• [Work to be completed]: Every record should be written out exactly, with the pictures left out.

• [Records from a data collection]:

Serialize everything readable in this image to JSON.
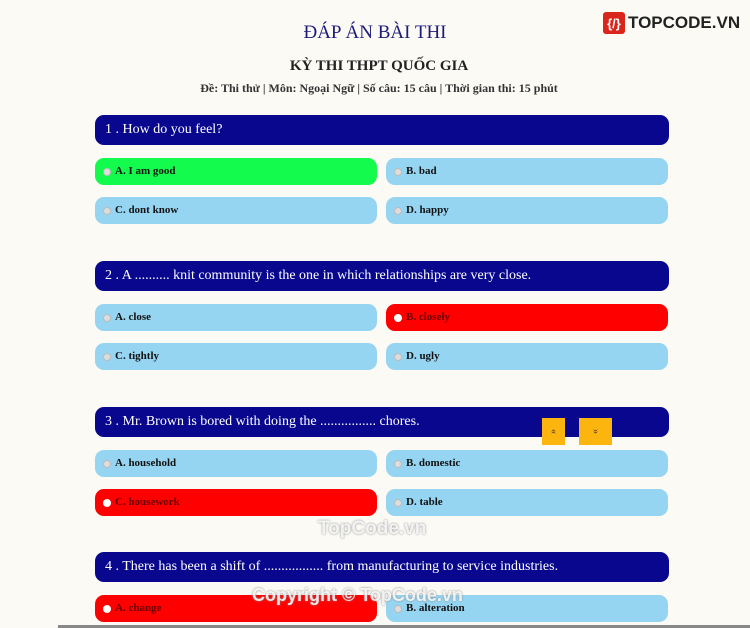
{
  "header": {
    "title": "ĐÁP ÁN BÀI THI",
    "logo": "TOPCODE.VN",
    "exam": "KỲ THI THPT QUỐC GIA",
    "meta": "Đề: Thi thử | Môn: Ngoại Ngữ | Số câu: 15 câu | Thời gian thi: 15 phút"
  },
  "colors": {
    "question_bg": "#08078e",
    "option_bg": "#96d5f2",
    "correct": "#13fb4c",
    "wrong": "#ff0000",
    "nav": "#fbb50e"
  },
  "questions": [
    {
      "text": "1 . How do you feel?",
      "options": [
        "A. I am good",
        "B. bad",
        "C. dont know",
        "D. happy"
      ],
      "states": [
        "correct",
        "",
        "",
        ""
      ]
    },
    {
      "text": "2 . A .......... knit community is the one in which relationships are very close.",
      "options": [
        "A. close",
        "B. closely",
        "C. tightly",
        "D. ugly"
      ],
      "states": [
        "",
        "wrong",
        "",
        ""
      ]
    },
    {
      "text": "3 . Mr. Brown is bored with doing the ................ chores.",
      "options": [
        "A. household",
        "B. domestic",
        "C. housework",
        "D. table"
      ],
      "states": [
        "",
        "",
        "wrong",
        ""
      ]
    },
    {
      "text": "4 . There has been a shift of ................. from manufacturing to service industries.",
      "options": [
        "A. change",
        "B. alteration"
      ],
      "states": [
        "wrong",
        ""
      ]
    }
  ],
  "nav": {
    "up": "«",
    "down": "»"
  },
  "watermarks": [
    "TopCode.vn",
    "Copyright © TopCode.vn"
  ]
}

• [Solution to this problem]:
Serialize everything readable in this image to JSON.
{
  "header": {
    "title": "ĐÁP ÁN BÀI THI",
    "logo": "TOPCODE.VN",
    "exam": "KỲ THI THPT QUỐC GIA",
    "meta": "Đề: Thi thử | Môn: Ngoại Ngữ | Số câu: 15 câu | Thời gian thi: 15 phút"
  },
  "colors": {
    "question_bg": "#08078e",
    "option_bg": "#96d5f2",
    "correct": "#13fb4c",
    "wrong": "#ff0000",
    "nav": "#fbb50e"
  },
  "questions": [
    {
      "text": "1 . How do you feel?",
      "options": [
        "A. I am good",
        "B. bad",
        "C. dont know",
        "D. happy"
      ],
      "states": [
        "correct",
        "",
        "",
        ""
      ]
    },
    {
      "text": "2 . A .......... knit community is the one in which relationships are very close.",
      "options": [
        "A. close",
        "B. closely",
        "C. tightly",
        "D. ugly"
      ],
      "states": [
        "",
        "wrong",
        "",
        ""
      ]
    },
    {
      "text": "3 . Mr. Brown is bored with doing the ................ chores.",
      "options": [
        "A. household",
        "B. domestic",
        "C. housework",
        "D. table"
      ],
      "states": [
        "",
        "",
        "wrong",
        ""
      ]
    },
    {
      "text": "4 . There has been a shift of ................. from manufacturing to service industries.",
      "options": [
        "A. change",
        "B. alteration"
      ],
      "states": [
        "wrong",
        ""
      ]
    }
  ],
  "nav": {
    "up": "«",
    "down": "»"
  },
  "watermarks": [
    "TopCode.vn",
    "Copyright © TopCode.vn"
  ]
}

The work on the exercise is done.